Set problem 1
Reproduce the listing below word for word, from its very first line through the line that contains "- stat row: woman 20%: Lorem ipsum dolor", with both of those lines included.

Source text
============================================================
The barrage of criminal cases that have been dropped by the Office of the Director of Public Prosecutions (DPP) recently have predictably provoked a raging debate about the integrity and predictability of our system of law enforcement.
It is a very pertinent issue because the issue at stake is public faith in the prevailing law enforcement regime.
We often forget that commerce and business can only thrive where you have a viable legal framework and where the law is enforced without political favouritism or arbitrariness.
The merits and demerits of the decision by the DPP to withdraw so many cases within a very short period and the fact that episodes have been timed to happen hardly months after the advent of a new political dispensation should not be the biggest of our concerns.
What should concern us most is the risk of creating a crisis of public faith in the criminal justice system. It is the arbitrariness of the decisions on whether to withdraw cases or not that is worrisome.
Political pressures
What we have been fighting to achieve since 2010 is a prosecutorial system that has constitutional restraints on its powers but that is insulated from day-to-day political pressures.
The picture you see is that we are yet to graduate from the practice where the criminal justice system can be used as a tool for disciplining troublesome constituents or rewarding supporters of the high and mighty. Clearly, we still have a lot of work to do in terms of reforming our systems to a level where reforms can outlive changes in the leadership of the country.
I found myself reflecting on a 2018 prosecution where three top senior executives of the Moroccan fertilizer multinational conglomerate, OCP Ltd, were dramatically arraigned — together with six top executives of the Kenya Bureau of Standards — charged with murder. Careers of the six Kenyan citizens, including the former CEO, Mr Charles Ongwae, were also prematurely terminated.
What sin had the nine individuals committed to be charged with murder? According to the charge sheet, they ‘ with intent to unlawfully cause the death of persons residing in Narok and Eldoret areas, unlawfully released 5,846 kilograms of fertiliser that contained mercury — a substance that endangers human life’.
For months, this murder case dragged in court because the prosecution would not accept the plea by the Moroccans that the fertiliser in question be subjected to tests by independent laboratories in Europe and USA. The fertiliser lay at a warehouse in Mombasa for nearly two years.
Charged with murder
Then came the climax of the saga. In May 2019, OCP Ltd signed a plea bargaining agreement with the DPP that gave them unconditional rights to remove the fertiliser from the warehouse where it had been kept. A consignment of fertiliser that had been condemned as laced with mercury was now deemed fit for use. The three Moroccans who had been charged with murder were also released unconditionally.
============================================================
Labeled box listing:
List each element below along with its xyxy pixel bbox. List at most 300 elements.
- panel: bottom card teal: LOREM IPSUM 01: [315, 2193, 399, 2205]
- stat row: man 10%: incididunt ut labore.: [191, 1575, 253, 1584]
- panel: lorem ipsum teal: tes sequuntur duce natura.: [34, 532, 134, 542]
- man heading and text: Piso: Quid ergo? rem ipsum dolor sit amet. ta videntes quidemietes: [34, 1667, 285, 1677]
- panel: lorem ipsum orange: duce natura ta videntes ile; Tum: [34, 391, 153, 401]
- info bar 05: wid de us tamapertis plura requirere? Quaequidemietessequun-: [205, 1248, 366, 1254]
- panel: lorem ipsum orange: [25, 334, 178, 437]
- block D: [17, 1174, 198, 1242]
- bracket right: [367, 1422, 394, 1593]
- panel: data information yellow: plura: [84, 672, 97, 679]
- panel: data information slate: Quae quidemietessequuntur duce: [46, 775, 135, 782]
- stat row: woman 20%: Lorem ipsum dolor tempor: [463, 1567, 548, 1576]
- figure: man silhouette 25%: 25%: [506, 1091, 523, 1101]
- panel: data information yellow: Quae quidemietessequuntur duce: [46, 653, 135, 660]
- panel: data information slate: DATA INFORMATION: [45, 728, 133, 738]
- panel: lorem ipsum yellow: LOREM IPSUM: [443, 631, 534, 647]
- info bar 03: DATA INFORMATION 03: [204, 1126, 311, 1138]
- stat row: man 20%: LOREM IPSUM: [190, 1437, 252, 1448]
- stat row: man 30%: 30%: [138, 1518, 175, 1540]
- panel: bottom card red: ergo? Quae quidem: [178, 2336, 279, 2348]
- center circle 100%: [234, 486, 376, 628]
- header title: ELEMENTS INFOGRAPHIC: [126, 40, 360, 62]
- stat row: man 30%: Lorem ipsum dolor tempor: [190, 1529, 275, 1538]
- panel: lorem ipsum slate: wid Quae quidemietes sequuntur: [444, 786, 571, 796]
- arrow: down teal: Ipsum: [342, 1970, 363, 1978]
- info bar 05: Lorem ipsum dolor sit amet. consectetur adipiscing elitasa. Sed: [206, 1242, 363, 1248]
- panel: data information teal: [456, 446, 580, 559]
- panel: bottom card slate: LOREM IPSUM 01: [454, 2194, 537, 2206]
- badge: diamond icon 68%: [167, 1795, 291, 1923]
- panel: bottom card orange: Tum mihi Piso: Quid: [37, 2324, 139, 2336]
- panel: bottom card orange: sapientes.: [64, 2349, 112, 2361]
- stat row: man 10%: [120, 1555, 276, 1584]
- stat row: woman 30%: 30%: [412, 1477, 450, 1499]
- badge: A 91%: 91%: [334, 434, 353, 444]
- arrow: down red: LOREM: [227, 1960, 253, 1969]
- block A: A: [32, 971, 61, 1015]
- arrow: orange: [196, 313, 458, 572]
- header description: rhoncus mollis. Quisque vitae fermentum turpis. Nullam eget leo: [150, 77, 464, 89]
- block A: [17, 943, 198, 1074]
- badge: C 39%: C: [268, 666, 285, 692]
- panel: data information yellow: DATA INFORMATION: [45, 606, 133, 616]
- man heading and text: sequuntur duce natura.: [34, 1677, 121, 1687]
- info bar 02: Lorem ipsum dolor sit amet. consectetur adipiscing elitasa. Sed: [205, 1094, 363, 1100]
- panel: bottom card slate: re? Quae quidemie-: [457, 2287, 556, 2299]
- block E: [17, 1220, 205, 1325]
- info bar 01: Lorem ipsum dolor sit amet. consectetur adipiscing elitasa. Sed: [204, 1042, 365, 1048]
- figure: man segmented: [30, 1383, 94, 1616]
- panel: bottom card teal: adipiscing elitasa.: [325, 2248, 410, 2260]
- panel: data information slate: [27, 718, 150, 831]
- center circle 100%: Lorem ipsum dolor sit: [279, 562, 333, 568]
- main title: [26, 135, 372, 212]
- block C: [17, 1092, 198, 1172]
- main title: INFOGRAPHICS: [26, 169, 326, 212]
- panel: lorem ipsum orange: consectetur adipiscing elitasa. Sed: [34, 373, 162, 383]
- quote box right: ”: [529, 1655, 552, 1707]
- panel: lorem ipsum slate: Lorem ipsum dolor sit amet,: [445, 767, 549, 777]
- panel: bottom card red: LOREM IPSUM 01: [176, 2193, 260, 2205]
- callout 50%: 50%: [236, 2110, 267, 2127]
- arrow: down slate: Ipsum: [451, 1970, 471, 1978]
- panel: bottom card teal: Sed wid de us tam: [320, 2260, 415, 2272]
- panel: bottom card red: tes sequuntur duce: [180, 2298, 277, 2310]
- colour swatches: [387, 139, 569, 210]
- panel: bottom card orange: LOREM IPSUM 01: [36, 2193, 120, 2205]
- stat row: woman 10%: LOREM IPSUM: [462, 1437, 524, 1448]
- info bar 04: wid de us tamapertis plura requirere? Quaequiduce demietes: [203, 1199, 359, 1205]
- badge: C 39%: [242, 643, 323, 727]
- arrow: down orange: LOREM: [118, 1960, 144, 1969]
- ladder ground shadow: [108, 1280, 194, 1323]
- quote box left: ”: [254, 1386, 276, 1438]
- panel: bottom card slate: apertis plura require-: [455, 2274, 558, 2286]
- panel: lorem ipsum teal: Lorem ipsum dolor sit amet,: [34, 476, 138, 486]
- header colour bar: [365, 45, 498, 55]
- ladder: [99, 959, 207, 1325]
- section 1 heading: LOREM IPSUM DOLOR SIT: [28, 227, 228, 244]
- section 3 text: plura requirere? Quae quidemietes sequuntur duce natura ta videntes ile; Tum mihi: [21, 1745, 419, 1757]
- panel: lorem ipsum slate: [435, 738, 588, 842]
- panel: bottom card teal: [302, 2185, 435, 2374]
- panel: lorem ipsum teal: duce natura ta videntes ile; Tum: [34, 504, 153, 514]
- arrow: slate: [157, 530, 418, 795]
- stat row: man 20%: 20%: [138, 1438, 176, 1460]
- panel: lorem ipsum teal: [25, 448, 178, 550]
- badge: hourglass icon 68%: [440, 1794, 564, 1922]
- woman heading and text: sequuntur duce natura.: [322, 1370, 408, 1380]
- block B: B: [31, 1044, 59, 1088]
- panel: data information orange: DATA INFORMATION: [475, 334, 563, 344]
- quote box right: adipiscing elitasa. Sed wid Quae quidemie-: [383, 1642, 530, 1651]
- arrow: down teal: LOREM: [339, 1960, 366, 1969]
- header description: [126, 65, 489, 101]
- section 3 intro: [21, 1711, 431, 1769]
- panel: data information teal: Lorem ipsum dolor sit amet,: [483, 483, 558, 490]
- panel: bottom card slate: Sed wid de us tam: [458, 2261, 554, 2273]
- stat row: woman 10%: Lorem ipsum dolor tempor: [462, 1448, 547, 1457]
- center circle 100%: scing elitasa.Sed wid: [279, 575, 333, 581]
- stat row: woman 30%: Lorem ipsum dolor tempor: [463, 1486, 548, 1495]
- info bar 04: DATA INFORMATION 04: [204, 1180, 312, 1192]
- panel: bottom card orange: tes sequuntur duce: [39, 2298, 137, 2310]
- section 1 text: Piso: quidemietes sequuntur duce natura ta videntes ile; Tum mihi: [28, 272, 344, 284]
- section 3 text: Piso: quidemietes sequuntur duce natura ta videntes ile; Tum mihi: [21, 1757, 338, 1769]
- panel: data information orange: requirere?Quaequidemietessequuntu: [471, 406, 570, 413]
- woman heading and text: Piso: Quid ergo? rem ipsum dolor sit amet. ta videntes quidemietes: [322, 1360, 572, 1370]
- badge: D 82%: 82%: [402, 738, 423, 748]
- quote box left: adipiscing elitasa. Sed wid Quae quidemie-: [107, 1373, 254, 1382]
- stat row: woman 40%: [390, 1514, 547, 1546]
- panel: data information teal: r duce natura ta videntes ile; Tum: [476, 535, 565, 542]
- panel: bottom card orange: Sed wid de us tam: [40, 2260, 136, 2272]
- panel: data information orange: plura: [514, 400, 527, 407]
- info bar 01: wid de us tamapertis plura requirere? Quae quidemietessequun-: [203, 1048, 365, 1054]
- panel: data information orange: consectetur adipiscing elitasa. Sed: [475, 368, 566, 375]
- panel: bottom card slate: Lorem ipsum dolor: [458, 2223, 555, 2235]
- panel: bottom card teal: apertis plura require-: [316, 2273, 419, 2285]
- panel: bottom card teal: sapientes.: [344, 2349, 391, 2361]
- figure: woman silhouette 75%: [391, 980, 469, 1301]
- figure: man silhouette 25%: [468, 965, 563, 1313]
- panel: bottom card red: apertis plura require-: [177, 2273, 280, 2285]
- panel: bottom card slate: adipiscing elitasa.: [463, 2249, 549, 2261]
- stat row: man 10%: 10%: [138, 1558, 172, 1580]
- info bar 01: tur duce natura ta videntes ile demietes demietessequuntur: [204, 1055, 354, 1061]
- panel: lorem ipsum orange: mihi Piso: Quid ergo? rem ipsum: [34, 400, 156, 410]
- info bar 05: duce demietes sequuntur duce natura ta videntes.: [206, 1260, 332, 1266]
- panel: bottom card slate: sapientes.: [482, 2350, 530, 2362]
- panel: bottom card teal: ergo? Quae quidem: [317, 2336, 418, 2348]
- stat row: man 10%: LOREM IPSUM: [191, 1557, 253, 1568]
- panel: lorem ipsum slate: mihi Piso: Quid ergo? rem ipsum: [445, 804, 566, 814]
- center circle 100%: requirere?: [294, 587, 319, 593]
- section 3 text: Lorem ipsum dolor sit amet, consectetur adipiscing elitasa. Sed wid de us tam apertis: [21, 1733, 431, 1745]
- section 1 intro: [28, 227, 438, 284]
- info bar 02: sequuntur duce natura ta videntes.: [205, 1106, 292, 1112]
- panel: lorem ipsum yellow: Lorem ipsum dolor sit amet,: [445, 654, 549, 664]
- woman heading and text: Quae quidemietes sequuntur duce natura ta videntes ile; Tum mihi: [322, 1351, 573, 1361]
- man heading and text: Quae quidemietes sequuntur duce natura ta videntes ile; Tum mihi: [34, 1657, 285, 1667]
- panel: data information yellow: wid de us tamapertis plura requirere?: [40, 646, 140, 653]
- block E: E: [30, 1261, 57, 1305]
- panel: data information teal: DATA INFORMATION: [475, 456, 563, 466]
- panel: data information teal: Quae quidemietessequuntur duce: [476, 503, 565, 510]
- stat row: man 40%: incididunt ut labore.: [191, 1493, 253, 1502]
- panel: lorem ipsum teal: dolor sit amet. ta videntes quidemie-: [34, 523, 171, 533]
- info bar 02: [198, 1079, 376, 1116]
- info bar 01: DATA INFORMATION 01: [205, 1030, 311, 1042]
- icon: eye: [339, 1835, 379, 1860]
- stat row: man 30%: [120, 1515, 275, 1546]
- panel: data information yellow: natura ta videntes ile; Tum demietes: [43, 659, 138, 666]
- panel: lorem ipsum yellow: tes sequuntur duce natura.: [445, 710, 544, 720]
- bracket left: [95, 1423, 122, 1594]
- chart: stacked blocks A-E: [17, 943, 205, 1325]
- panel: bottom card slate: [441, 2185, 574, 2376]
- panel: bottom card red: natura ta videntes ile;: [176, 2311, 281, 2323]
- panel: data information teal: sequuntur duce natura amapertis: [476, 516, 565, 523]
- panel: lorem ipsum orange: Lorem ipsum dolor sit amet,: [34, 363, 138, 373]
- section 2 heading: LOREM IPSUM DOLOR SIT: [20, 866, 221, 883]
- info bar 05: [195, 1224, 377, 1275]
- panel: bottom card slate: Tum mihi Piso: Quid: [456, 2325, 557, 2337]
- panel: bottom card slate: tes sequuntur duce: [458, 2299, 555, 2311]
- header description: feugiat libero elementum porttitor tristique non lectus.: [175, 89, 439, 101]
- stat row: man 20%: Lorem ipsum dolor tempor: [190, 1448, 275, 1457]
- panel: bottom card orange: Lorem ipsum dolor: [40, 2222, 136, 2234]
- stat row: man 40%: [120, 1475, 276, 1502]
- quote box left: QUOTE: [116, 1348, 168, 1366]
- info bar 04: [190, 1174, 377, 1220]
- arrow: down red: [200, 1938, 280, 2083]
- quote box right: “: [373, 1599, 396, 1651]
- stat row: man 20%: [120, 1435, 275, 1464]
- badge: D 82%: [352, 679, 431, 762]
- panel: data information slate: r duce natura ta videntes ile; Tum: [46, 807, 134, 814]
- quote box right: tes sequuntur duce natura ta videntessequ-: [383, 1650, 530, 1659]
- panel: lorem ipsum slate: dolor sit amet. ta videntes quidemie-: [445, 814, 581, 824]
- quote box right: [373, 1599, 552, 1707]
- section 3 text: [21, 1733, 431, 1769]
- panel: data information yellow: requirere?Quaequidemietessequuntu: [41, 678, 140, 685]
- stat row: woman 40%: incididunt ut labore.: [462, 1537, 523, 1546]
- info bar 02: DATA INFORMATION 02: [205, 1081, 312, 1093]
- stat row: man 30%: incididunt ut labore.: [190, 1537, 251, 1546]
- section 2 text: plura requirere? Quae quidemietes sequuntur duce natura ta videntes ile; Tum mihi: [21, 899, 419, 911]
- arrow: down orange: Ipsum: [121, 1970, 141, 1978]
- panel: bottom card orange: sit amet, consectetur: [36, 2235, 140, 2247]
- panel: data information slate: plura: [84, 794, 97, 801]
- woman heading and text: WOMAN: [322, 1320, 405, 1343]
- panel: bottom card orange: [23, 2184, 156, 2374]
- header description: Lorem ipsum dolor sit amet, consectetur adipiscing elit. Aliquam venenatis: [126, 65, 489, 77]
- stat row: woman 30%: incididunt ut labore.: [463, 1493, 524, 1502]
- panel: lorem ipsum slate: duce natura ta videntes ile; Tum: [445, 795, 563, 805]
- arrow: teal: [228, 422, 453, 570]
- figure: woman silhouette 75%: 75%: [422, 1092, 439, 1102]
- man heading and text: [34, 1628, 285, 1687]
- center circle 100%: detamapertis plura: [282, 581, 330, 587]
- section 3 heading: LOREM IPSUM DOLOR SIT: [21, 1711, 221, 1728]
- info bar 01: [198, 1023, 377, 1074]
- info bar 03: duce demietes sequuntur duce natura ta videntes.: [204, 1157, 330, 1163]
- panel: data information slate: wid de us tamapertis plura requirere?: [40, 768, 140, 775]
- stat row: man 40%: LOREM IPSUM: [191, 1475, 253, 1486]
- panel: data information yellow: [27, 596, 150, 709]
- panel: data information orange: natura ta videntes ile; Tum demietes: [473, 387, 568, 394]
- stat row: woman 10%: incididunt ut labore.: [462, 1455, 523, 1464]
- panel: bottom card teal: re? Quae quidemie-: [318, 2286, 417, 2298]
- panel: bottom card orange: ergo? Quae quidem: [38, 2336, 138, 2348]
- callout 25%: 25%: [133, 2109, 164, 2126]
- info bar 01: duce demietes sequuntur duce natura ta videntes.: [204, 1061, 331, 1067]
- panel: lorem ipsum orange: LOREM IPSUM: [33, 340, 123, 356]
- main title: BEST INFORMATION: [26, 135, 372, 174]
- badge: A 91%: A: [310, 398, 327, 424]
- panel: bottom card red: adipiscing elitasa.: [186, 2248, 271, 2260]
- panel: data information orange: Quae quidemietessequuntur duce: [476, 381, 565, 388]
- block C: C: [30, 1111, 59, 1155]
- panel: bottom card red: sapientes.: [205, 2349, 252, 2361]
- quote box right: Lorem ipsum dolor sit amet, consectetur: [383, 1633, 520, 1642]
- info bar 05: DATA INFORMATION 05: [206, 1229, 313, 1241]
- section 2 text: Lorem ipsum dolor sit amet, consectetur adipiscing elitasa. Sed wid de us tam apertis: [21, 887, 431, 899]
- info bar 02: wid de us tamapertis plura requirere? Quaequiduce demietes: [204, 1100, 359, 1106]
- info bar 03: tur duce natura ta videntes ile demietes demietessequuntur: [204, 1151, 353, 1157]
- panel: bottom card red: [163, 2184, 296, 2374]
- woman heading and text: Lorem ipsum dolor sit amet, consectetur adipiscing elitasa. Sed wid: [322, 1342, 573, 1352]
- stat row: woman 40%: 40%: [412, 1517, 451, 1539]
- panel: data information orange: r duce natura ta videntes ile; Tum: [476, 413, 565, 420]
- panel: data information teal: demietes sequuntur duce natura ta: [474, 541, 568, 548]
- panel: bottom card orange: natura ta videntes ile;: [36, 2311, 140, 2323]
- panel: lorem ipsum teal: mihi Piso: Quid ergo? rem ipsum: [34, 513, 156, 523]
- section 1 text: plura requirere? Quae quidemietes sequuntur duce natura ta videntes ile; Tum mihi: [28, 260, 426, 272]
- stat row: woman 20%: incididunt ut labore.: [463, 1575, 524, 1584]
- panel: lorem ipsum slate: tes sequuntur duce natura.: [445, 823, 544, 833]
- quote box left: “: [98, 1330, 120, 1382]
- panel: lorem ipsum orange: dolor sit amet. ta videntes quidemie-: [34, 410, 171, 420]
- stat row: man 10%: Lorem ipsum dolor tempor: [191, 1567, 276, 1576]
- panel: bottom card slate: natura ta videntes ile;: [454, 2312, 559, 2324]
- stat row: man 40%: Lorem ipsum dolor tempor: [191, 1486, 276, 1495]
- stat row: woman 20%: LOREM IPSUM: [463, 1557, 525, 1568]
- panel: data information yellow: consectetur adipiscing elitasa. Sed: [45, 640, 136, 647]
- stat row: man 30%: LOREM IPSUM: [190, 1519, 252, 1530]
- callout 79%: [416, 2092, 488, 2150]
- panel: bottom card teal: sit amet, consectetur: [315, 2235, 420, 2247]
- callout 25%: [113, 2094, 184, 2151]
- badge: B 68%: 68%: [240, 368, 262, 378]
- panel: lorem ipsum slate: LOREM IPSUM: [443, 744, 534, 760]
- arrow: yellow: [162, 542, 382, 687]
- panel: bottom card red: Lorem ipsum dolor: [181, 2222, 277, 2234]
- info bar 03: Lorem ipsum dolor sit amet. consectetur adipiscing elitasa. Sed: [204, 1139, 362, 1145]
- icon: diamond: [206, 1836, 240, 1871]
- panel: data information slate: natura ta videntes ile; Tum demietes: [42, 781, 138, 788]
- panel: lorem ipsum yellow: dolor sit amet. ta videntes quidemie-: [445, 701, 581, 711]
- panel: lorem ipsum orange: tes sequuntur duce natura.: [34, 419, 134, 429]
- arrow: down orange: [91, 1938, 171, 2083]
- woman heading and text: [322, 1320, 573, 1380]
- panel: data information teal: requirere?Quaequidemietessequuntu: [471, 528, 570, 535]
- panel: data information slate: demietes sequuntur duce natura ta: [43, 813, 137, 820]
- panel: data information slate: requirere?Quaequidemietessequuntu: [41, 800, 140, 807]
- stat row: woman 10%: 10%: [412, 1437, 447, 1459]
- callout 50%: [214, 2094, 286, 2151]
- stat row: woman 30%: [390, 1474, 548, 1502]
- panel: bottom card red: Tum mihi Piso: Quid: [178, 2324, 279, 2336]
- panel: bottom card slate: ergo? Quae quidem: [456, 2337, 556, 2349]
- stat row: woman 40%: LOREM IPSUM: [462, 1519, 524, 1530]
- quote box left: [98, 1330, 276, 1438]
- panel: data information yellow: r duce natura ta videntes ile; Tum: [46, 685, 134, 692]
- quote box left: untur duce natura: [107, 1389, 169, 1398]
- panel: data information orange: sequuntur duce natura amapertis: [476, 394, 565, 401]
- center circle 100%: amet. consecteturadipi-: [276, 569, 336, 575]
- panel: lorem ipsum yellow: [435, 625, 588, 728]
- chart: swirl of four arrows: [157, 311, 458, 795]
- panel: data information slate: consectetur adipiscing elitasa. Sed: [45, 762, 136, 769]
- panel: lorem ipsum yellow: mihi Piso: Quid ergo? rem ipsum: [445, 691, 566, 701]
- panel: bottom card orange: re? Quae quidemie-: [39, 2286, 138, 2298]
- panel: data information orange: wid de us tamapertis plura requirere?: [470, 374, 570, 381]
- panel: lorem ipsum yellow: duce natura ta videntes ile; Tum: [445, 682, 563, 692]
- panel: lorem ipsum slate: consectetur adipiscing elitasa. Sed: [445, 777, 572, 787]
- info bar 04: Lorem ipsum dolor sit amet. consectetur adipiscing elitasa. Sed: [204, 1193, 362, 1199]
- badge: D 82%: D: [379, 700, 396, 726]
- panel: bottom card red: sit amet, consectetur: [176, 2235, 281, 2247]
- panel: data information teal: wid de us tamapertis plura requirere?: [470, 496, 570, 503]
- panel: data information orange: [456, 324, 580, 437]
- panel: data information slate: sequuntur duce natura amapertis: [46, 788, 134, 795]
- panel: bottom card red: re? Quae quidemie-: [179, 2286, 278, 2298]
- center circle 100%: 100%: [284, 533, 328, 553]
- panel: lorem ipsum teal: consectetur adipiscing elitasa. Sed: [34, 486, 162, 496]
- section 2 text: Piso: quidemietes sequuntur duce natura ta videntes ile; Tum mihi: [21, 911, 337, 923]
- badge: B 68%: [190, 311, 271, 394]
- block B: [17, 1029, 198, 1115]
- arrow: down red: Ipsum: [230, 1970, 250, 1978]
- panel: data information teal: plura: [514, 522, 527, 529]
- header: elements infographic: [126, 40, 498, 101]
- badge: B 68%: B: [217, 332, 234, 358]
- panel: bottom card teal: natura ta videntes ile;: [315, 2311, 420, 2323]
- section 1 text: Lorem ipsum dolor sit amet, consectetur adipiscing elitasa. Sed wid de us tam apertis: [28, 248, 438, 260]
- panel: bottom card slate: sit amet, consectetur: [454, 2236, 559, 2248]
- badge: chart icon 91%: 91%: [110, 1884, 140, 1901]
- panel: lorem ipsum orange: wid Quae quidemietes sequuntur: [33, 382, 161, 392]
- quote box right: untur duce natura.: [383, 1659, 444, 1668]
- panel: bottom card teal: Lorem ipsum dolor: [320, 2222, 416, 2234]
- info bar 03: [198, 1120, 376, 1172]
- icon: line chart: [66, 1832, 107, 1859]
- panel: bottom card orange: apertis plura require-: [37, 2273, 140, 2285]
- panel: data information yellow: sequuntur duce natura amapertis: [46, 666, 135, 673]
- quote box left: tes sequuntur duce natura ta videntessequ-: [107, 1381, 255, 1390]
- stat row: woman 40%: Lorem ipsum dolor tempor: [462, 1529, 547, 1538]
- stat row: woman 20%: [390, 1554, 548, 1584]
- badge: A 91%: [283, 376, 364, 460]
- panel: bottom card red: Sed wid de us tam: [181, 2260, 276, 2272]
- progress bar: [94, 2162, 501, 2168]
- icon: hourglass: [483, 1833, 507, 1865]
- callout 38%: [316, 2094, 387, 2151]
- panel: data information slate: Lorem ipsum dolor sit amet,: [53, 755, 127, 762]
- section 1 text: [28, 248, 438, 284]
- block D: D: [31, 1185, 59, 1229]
============================================================
Set problem 2
Carry on the commentary about the Director of Public Prosecutions withdrawing criminal cases, starting right after its last sentence.

Task result 1
List each element below along with its xyxy pixel bbox. List at most 300 elements.
- panel: bottom card teal: LOREM IPSUM 01: [315, 2193, 399, 2205]
- stat row: man 10%: incididunt ut labore.: [191, 1575, 253, 1584]
- panel: lorem ipsum teal: tes sequuntur duce natura.: [34, 532, 134, 542]
- man heading and text: Piso: Quid ergo? rem ipsum dolor sit amet. ta videntes quidemietes: [34, 1667, 285, 1677]
- panel: lorem ipsum orange: duce natura ta videntes ile; Tum: [34, 391, 153, 401]
- info bar 05: wid de us tamapertis plura requirere? Quaequidemietessequun-: [205, 1248, 366, 1254]
- panel: lorem ipsum orange: [25, 334, 178, 437]
- block D: [17, 1174, 198, 1242]
- bracket right: [367, 1422, 394, 1593]
- panel: data information yellow: plura: [84, 672, 97, 679]
- panel: data information slate: Quae quidemietessequuntur duce: [46, 775, 135, 782]
- stat row: woman 20%: Lorem ipsum dolor tempor: [463, 1567, 548, 1576]

Task result 2
What reasons did the DPP give for entering into a leniency deal with the Moroccans? First, the investigators had belatedly realised that the decision to prefer murder charges against the Morrocans was made without the benefit of full facts. Secondly, that investigators had dragged the three Morrocans to court without hearing them?
Which begs the question: How do you hold hundreds of millions of shillings of goods belonging to an investor and foreign company, charge its senior executives who have not as much as set foot in Kenya with murder, and then belatedly rush to court to plead that you were wrong to charge them with murder in the first place? Arbitrary exercise of power?
But it was the manner in which the DPP handled the cases of the six Kenya citizens who were charged with murder with the Moroccans that reeked of arbitrariness to the extreme. With the case against the Moroccans dropped, one would have expected that the Kenyans would also be set free.
Laced with mercury
After all, the murder case was based on the allegation that they colluded with OCP Ltd to allow fertiliser laced with mercury into the country, thus exposing users in Narok and Eldoret to sickness — even death. As I write, Charles Ogega Ongwae, Eric Chesire Kiptoo, Peter Kinyanjui Ndugu, Martin Muswanya Nyakiamo, Pole Mwangesi, Erick Kariuki Kirimi and Benson Oduor Ngesa, are still in court facing murder charges.
Yet the fertiliser that was said to be unfit for human consumption was indeed released from warehouses in May 2019 and sold by OCP to the public. All seven citizens of Kenya who have been in and out of courts since 2018 paying expensive lawyers to defend them lost their jobs.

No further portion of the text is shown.